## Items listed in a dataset
====================

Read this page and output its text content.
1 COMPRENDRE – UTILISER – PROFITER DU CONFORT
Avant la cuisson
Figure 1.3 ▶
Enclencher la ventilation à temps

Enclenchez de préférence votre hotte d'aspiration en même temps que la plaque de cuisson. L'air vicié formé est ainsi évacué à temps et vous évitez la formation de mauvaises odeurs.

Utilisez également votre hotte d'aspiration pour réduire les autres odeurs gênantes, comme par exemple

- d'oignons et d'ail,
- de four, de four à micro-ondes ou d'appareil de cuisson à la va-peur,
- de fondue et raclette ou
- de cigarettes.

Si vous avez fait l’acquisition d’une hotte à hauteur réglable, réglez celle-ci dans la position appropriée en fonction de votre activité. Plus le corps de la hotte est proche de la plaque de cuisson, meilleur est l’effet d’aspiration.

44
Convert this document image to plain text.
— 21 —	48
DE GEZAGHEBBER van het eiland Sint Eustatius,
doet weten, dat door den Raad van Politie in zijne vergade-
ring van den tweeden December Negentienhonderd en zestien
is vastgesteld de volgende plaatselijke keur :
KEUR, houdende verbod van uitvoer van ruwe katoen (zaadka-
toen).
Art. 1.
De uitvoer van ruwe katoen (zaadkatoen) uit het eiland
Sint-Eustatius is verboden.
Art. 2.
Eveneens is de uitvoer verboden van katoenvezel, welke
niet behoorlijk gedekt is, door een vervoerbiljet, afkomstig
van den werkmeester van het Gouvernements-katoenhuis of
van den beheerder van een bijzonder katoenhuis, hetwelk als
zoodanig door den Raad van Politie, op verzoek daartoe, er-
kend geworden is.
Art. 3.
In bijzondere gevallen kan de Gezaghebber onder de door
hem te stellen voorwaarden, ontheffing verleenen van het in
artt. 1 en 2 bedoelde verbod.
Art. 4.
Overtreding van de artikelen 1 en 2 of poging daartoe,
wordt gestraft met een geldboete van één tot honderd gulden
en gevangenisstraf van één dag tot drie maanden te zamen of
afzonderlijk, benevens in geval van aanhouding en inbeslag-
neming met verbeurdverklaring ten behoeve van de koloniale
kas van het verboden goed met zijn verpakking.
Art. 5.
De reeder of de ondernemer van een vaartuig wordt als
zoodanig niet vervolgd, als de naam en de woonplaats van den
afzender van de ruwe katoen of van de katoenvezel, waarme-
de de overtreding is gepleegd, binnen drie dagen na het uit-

====================

## Written problem
Write out the whole listing exactly.

## Worked answer
Read this page and output its text content.
1 COMPRENDRE – UTILISER – PROFITER DU CONFORT
Avant la cuisson
Figure 1.3 ▶
Enclencher la ventilation à temps

Enclenchez de préférence votre hotte d'aspiration en même temps que la plaque de cuisson. L'air vicié formé est ainsi évacué à temps et vous évitez la formation de mauvaises odeurs.

Utilisez également votre hotte d'aspiration pour réduire les autres odeurs gênantes, comme par exemple

- d'oignons et d'ail,
- de four, de four à micro-ondes ou d'appareil de cuisson à la va-peur,
- de fondue et raclette ou
- de cigarettes.

Si vous avez fait l’acquisition d’une hotte à hauteur réglable, réglez celle-ci dans la position appropriée en fonction de votre activité. Plus le corps de la hotte est proche de la plaque de cuisson, meilleur est l’effet d’aspiration.

44
Convert this document image to plain text.
— 21 —	48
DE GEZAGHEBBER van het eiland Sint Eustatius,
doet weten, dat door den Raad van Politie in zijne vergade-
ring van den tweeden December Negentienhonderd en zestien
is vastgesteld de volgende plaatselijke keur :
KEUR, houdende verbod van uitvoer van ruwe katoen (zaadka-
toen).
Art. 1.
De uitvoer van ruwe katoen (zaadkatoen) uit het eiland
Sint-Eustatius is verboden.
Art. 2.
Eveneens is de uitvoer verboden van katoenvezel, welke
niet behoorlijk gedekt is, door een vervoerbiljet, afkomstig
van den werkmeester van het Gouvernements-katoenhuis of
van den beheerder van een bijzonder katoenhuis, hetwelk als
zoodanig door den Raad van Politie, op verzoek daartoe, er-
kend geworden is.
Art. 3.
In bijzondere gevallen kan de Gezaghebber onder de door
hem te stellen voorwaarden, ontheffing verleenen van het in
artt. 1 en 2 bedoelde verbod.
Art. 4.
Overtreding van de artikelen 1 en 2 of poging daartoe,
wordt gestraft met een geldboete van één tot honderd gulden
en gevangenisstraf van één dag tot drie maanden te zamen of
afzonderlijk, benevens in geval van aanhouding en inbeslag-
neming met verbeurdverklaring ten behoeve van de koloniale
kas van het verboden goed met zijn verpakking.
Art. 5.
De reeder of de ondernemer van een vaartuig wordt als
zoodanig niet vervolgd, als de naam en de woonplaats van den
afzender van de ruwe katoen of van de katoenvezel, waarme-
de de overtreding is gepleegd, binnen drie dagen na het uit-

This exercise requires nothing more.